## Problem details
Copy the data from the line that contains "Decode this image" to its last line, exactly, including both of those lines and leaving out everything before.

Part of a data file
------------------------------------------------------------
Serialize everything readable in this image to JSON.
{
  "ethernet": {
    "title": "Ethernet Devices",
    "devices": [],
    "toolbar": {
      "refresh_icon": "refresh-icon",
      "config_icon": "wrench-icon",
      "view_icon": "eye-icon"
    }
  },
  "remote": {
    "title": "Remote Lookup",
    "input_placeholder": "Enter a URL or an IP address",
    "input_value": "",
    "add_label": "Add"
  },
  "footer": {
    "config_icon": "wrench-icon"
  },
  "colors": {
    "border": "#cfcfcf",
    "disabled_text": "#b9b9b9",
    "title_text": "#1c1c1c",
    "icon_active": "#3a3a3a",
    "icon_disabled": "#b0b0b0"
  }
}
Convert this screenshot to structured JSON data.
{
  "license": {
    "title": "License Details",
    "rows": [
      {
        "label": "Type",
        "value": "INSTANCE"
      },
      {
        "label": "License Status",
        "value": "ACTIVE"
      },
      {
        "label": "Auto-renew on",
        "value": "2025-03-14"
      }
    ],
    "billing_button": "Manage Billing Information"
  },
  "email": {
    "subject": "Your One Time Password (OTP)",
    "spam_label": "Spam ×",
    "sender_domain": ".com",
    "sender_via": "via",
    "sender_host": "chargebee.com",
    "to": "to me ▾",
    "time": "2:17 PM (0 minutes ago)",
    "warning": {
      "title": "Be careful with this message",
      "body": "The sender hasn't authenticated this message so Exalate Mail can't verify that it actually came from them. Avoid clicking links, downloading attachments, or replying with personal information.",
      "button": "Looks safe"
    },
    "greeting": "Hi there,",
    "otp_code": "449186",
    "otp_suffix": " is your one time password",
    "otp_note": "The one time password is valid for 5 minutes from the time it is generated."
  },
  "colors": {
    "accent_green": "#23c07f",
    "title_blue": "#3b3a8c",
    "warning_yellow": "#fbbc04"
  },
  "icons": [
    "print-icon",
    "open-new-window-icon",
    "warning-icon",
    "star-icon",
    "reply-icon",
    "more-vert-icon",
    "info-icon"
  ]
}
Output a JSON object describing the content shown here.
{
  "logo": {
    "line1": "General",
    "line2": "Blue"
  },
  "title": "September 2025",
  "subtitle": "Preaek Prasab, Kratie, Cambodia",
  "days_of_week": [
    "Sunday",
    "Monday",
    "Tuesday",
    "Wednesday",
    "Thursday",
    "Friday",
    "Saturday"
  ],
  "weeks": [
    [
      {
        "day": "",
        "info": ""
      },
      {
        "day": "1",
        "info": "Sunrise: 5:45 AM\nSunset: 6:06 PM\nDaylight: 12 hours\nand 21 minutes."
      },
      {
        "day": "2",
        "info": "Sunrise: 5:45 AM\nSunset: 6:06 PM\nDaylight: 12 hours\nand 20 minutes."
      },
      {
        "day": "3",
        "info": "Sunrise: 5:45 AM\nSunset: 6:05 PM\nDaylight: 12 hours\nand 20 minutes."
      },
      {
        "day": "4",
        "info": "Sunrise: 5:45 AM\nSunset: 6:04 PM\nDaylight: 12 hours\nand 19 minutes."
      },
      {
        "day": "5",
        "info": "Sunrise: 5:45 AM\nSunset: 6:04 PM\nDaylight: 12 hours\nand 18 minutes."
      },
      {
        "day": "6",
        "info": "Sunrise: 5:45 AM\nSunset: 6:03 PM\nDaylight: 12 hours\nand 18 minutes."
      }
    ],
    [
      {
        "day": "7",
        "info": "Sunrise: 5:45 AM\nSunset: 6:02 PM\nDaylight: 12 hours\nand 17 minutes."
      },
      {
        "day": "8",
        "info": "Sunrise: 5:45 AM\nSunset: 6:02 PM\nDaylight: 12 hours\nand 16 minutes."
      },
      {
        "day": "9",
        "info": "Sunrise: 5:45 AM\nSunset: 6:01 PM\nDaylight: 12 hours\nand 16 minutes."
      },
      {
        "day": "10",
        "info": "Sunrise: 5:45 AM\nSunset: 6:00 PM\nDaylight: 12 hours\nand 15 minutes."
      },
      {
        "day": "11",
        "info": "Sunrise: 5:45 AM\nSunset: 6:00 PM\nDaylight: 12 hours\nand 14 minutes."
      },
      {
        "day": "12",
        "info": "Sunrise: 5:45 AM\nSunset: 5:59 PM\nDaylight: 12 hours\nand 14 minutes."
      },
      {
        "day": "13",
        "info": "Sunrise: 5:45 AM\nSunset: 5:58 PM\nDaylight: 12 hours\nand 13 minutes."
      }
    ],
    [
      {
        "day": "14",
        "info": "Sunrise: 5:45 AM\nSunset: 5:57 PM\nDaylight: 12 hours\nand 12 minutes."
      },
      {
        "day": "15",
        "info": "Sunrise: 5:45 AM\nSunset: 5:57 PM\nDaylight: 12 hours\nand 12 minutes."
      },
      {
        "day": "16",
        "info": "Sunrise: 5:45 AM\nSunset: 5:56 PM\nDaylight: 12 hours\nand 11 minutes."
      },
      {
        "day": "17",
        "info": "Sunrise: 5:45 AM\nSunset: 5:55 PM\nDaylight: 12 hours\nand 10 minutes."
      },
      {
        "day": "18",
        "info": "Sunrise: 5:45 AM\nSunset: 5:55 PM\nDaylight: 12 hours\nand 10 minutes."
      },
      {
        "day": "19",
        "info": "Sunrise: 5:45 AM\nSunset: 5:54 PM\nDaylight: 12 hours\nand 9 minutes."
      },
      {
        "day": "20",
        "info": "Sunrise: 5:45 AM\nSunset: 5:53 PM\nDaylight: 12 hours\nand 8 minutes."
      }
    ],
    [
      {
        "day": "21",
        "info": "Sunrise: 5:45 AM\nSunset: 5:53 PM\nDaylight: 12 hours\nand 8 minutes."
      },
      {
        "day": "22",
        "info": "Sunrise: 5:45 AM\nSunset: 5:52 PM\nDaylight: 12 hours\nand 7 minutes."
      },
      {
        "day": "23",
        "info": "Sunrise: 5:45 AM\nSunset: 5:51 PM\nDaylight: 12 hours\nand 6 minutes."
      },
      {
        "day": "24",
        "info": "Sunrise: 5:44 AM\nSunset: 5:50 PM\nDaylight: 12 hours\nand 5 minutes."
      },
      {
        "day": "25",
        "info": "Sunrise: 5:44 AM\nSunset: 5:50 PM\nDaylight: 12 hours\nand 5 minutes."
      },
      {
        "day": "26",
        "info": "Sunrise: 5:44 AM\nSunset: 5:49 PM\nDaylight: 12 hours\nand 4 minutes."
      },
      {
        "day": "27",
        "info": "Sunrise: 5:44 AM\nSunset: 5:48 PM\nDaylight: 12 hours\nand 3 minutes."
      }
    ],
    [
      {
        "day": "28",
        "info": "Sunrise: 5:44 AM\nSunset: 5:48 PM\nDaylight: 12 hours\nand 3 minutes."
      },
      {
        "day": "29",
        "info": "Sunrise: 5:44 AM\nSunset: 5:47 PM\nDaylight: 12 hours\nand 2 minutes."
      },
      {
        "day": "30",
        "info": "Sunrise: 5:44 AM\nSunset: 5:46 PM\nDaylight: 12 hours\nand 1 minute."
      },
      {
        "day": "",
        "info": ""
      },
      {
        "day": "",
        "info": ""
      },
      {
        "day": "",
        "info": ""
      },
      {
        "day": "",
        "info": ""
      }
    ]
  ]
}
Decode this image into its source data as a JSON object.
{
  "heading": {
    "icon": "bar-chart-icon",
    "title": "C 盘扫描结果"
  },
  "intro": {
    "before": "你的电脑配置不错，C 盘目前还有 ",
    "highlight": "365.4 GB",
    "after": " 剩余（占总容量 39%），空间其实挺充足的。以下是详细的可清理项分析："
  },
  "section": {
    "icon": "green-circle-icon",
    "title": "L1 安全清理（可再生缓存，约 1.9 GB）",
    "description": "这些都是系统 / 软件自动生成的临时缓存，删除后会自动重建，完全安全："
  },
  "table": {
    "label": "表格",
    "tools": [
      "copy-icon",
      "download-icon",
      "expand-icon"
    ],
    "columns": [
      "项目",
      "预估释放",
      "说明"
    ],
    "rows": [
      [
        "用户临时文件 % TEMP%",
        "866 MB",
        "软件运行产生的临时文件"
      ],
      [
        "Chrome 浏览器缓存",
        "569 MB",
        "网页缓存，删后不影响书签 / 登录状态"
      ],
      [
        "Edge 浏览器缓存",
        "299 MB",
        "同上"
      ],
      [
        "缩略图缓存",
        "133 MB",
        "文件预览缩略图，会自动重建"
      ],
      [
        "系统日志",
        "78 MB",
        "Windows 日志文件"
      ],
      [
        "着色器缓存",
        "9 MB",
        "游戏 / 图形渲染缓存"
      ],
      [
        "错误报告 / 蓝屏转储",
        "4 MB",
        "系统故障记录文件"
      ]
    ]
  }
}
------------------------------------------------------------
## Full answer
Decode this image into its source data as a JSON object.
{
  "heading": {
    "icon": "bar-chart-icon",
    "title": "C 盘扫描结果"
  },
  "intro": {
    "before": "你的电脑配置不错，C 盘目前还有 ",
    "highlight": "365.4 GB",
    "after": " 剩余（占总容量 39%），空间其实挺充足的。以下是详细的可清理项分析："
  },
  "section": {
    "icon": "green-circle-icon",
    "title": "L1 安全清理（可再生缓存，约 1.9 GB）",
    "description": "这些都是系统 / 软件自动生成的临时缓存，删除后会自动重建，完全安全："
  },
  "table": {
    "label": "表格",
    "tools": [
      "copy-icon",
      "download-icon",
      "expand-icon"
    ],
    "columns": [
      "项目",
      "预估释放",
      "说明"
    ],
    "rows": [
      [
        "用户临时文件 % TEMP%",
        "866 MB",
        "软件运行产生的临时文件"
      ],
      [
        "Chrome 浏览器缓存",
        "569 MB",
        "网页缓存，删后不影响书签 / 登录状态"
      ],
      [
        "Edge 浏览器缓存",
        "299 MB",
        "同上"
      ],
      [
        "缩略图缓存",
        "133 MB",
        "文件预览缩略图，会自动重建"
      ],
      [
        "系统日志",
        "78 MB",
        "Windows 日志文件"
      ],
      [
        "着色器缓存",
        "9 MB",
        "游戏 / 图形渲染缓存"
      ],
      [
        "错误报告 / 蓝屏转储",
        "4 MB",
        "系统故障记录文件"
      ]
    ]
  }
}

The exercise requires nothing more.